-- Exercise passage follows --

Consumers Lobby Against Monopolies v. Public Utilities Commission

603 P.2d 41, 25 Cal. 3d 891, 160 Cal. Rptr. 124
CourtCalifornia Supreme Court
DecidedDecember 6, 1979
DocketDocket Nos. S.F. 23863, 23868
StatusPublished
Cited by166 cases

This text of 603 P.2d 41 (Consumers Lobby Against Monopolies v. Public Utilities Commission) is published on Counsel Stack Legal Research, covering California Supreme Court primary law. Counsel Stack provides free access to over 12 million legal documents including statutes, case law, regulations, and constitutions.

Bluebook
Consumers Lobby Against Monopolies v. Public Utilities Commission, 603 P.2d 41, 25 Cal. 3d 891, 160 Cal. Rptr. 124 (Cal. 1979).

Opinions

[897]*897Opinion

MOSK, J.

The primary issue in these two consolidated proceedings is whether the Public Utilities Commission (commission) has authority to award attorney fees and costs to public interest participants in its proceedings.

Consumers Lobby Against Monopolies (CLAM) v. Public Utilities Commission (S.F. 23863) presents two questions: first, does the commission possess the power to award attorney fees and costs in quasi-judicial reparation proceedings; and second, may a nonattorney be awarded fees and costs when he serves in a representative capacity in such proceedings. Toward Utility Rate Normalization (TURN) v. Public Utilities Commission (S.F. 23868) raises the issue whether the commission has authority to award attorney fees and costs in quasi-legislative rate-making proceedings.

The commission held in both cases that it lacked the power to award such fees and costs under any statute or equitable theory.1 We conclude that the commission has jurisdiction to award attorney fees and costs pursuant to the equitable “common fund” doctrine in quasi-judicial reparation proceedings, but not in quasi-legislative rate-making proceedings. We further conclude that in the former proceedings nonattorneys may be awarded fees and costs for their services in a representative capacity.

S.F. 23863

David L. Wilner, a nonattorney representing CLAM,2 investigated the alleged failure of Pacific Telephone and Telegraph Company (Pacific) to collect required tariff charges for the removal and replacement of certain equipment on the premises of commercial customers. He asked the commission staff to take action against Pacific; the staff declined to do so, explaining that he is “free to develop the record and seek appropriate remedies for [Pacific’s] alleged wrongdoing,” but that “the staff simply lacks the manpower to investigate. . .. ”

[898]*898On behalf of CLAM, Wilner then filed a complaint with the commission alleging that Pacific’s failure to collect the tariff charges shifted the burden of disconnection costs, amounting to several million dollars, from the equipment users to the general ratepayers. The allegations were never tested in a formal hearing, however, because Pacific negotiated a settlement of the controversy. The settlement required Pacific to pay $400,000 from its earned surplus account, and to use the funds for a “public benefit” to be approved by the commission.

Wilner now seeks to recover costs and representative fees for the reasonable value of his efforts, relying on the equitable common fund, substantial benefit and private attorney general theories.

-- Exercise passage concluded --
-- Data excerpts follows --

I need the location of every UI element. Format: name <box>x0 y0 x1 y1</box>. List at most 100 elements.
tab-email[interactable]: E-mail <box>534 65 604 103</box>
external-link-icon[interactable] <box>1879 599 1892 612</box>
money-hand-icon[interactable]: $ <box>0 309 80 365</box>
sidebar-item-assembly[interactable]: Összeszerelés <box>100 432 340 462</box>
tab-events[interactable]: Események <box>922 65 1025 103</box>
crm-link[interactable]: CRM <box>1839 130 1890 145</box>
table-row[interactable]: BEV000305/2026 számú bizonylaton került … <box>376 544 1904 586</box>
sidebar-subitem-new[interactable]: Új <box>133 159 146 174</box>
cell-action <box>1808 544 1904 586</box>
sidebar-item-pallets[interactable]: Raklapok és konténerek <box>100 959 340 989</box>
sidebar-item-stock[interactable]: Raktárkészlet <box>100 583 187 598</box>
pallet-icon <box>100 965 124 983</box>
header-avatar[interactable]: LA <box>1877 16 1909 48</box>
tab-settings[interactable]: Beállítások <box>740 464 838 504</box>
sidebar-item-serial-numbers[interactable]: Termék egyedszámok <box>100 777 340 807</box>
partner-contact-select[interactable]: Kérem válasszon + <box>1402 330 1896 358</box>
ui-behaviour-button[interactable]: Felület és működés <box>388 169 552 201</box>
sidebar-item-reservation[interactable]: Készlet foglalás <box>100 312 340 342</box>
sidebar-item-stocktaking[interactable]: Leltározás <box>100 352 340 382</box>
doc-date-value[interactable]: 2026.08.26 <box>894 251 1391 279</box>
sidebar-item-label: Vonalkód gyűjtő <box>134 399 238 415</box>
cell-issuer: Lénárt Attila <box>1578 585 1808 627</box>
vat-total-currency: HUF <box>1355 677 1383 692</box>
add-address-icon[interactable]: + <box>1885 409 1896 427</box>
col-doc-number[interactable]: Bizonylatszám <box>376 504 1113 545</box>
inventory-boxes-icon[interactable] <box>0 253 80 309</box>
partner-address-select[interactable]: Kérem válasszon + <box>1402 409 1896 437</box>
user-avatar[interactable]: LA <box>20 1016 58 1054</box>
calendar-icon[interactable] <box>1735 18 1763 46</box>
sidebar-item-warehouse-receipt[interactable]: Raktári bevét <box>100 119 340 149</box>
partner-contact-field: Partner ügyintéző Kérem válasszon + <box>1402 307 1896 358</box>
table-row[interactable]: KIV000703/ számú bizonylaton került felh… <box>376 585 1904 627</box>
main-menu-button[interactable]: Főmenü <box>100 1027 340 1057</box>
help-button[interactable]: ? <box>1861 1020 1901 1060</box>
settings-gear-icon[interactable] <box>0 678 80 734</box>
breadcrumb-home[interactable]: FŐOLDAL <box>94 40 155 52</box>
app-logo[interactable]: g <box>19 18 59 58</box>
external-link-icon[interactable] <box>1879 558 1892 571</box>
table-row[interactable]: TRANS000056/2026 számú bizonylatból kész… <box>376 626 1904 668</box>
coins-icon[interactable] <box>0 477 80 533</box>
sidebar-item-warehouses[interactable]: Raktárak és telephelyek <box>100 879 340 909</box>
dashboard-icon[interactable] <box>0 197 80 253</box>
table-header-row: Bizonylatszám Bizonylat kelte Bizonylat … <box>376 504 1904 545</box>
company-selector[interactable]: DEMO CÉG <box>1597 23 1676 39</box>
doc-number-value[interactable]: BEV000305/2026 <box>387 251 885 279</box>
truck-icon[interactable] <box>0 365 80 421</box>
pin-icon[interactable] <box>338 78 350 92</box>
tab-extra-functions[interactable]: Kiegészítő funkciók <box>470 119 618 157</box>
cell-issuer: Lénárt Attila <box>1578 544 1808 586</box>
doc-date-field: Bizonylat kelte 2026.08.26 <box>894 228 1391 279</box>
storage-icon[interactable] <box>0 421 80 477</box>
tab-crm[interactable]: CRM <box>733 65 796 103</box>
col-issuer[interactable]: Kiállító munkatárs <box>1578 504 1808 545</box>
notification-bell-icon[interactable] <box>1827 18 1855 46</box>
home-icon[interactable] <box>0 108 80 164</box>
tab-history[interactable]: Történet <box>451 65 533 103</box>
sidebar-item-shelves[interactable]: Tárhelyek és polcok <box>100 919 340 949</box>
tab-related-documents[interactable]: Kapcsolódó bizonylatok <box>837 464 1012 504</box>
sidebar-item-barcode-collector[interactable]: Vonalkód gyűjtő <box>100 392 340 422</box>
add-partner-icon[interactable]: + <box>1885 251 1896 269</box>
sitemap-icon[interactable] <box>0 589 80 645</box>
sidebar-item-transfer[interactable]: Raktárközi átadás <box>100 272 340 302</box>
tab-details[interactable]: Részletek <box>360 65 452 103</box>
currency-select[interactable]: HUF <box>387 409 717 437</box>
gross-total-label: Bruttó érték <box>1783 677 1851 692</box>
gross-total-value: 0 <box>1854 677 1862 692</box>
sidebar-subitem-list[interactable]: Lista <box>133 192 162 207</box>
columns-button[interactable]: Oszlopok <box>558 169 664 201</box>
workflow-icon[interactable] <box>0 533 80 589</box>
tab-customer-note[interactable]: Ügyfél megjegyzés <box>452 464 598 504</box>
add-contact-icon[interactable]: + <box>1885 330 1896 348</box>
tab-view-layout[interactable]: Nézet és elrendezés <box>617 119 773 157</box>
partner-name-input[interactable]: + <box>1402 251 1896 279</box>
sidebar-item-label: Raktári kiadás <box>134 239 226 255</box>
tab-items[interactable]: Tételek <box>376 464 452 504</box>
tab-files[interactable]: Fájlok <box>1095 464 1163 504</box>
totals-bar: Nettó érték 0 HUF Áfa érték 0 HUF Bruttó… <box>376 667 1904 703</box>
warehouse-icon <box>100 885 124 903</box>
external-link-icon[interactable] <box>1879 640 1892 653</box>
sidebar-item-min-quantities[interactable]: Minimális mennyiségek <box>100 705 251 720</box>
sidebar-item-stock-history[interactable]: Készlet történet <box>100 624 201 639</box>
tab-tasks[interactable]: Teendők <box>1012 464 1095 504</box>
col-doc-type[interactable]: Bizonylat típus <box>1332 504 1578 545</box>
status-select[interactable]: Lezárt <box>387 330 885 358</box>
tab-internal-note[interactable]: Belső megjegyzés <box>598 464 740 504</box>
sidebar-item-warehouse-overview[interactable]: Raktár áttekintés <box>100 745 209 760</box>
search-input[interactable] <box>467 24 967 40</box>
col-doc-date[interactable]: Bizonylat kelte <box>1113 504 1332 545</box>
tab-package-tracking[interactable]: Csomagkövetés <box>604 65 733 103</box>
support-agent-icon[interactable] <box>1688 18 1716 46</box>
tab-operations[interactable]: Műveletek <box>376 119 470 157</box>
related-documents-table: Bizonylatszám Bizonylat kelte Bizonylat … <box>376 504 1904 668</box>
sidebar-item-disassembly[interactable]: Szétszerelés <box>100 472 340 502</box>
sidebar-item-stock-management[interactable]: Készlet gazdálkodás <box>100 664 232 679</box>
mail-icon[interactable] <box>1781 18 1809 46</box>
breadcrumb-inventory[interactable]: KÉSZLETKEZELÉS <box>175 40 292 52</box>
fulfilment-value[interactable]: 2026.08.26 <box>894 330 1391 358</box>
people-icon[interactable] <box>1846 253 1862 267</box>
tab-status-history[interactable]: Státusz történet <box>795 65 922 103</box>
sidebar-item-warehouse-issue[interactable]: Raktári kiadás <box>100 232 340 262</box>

-- Data excerpts concluded --

### Problem 1
List the three equitable theories on which Wilner relies, according to the last sentence of the court opinion.
### Problem 2
Repeat the court opinion word for word, everything from "The primary issue" down to "in its proceedings.".
### Problem 3
Answer these questions from the court opinion:
(a) What case name and docket number does the opinion give for the proceeding brought by Toward Utility Rate Normalization?
(b) How much did the settlement require Pacific to pay, and from which account?
(c) On what date was the case decided?

### Final answer 1
common fund
substantial benefit
private attorney general

### Final answer 2
The primary issue in these two consolidated proceedings is whether the Public Utilities Commission (commission) has authority to award attorney fees and costs to public interest participants in its proceedings.

### Final answer 3
(a) Toward Utility Rate Normalization (TURN) v. Public Utilities Commission, S.F. 23868
(b) $400,000, from its earned surplus account
(c) December 6, 1979